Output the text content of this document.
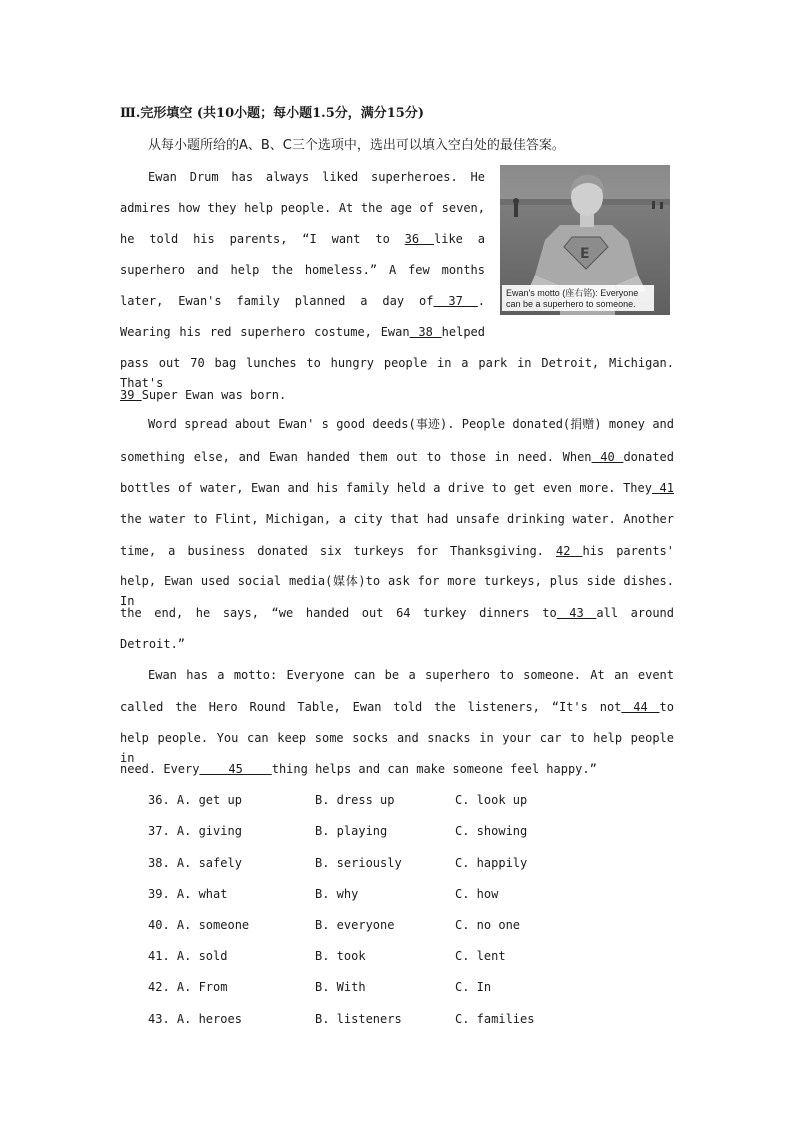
Ⅲ.完形填空 (共10小题；每小题1.5分，满分15分)
从每小题所给的A、B、C三个选项中，选出可以填入空白处的最佳答案。
E
Ewan's motto (座右铭): Everyone
can be a superhero to someone.
Ewan Drum has always liked superheroes. He
admires how they help people. At the age of seven,
he told his parents, “I want to 36 like a
superhero and help the homeless.” A few months
later, Ewan's family planned a day of 37 .
Wearing his red superhero costume, Ewan 38 helped
pass out 70 bag lunches to hungry people in a park in Detroit, Michigan. That's
39 Super Ewan was born.
Word spread about Ewan' s good deeds(事迹). People donated(捐赠) money and
something else, and Ewan handed them out to those in need. When 40 donated
bottles of water, Ewan and his family held a drive to get even more. They 41
the water to Flint, Michigan, a city that had unsafe drinking water. Another
time, a business donated six turkeys for Thanksgiving. 42 his parents'
help, Ewan used social media(媒体)to ask for more turkeys, plus side dishes. In
the end, he says, “we handed out 64 turkey dinners to 43 all around
Detroit.”
Ewan has a motto: Everyone can be a superhero to someone. At an event
called the Hero Round Table, Ewan told the listeners, “It's not 44 to
help people. You can keep some socks and snacks in your car to help people in
need. Every    45    thing helps and can make someone feel happy.”
36. A. get up	B. dress up	C. look up
37. A. giving	B. playing	C. showing
38. A. safely	B. seriously	C. happily
39. A. what	B. why	C. how
40. A. someone	B. everyone	C. no one
41. A. sold	B. took	C. lent
42. A. From	B. With	C. In
43. A. heroes	B. listeners	C. families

Exercise objective: Set down the material above as is, without any pictures.

Task response:
Output the text content of this document.
Ⅲ.完形填空 (共10小题；每小题1.5分，满分15分)
从每小题所给的A、B、C三个选项中，选出可以填入空白处的最佳答案。
E
Ewan's motto (座右铭): Everyone
can be a superhero to someone.
Ewan Drum has always liked superheroes. He
admires how they help people. At the age of seven,
he told his parents, “I want to 36 like a
superhero and help the homeless.” A few months
later, Ewan's family planned a day of 37 .
Wearing his red superhero costume, Ewan 38 helped
pass out 70 bag lunches to hungry people in a park in Detroit, Michigan. That's
39 Super Ewan was born.
Word spread about Ewan' s good deeds(事迹). People donated(捐赠) money and
something else, and Ewan handed them out to those in need. When 40 donated
bottles of water, Ewan and his family held a drive to get even more. They 41
the water to Flint, Michigan, a city that had unsafe drinking water. Another
time, a business donated six turkeys for Thanksgiving. 42 his parents'
help, Ewan used social media(媒体)to ask for more turkeys, plus side dishes. In
the end, he says, “we handed out 64 turkey dinners to 43 all around
Detroit.”
Ewan has a motto: Everyone can be a superhero to someone. At an event
called the Hero Round Table, Ewan told the listeners, “It's not 44 to
help people. You can keep some socks and snacks in your car to help people in
need. Every    45    thing helps and can make someone feel happy.”
36. A. get up	B. dress up	C. look up
37. A. giving	B. playing	C. showing
38. A. safely	B. seriously	C. happily
39. A. what	B. why	C. how
40. A. someone	B. everyone	C. no one
41. A. sold	B. took	C. lent
42. A. From	B. With	C. In
43. A. heroes	B. listeners	C. families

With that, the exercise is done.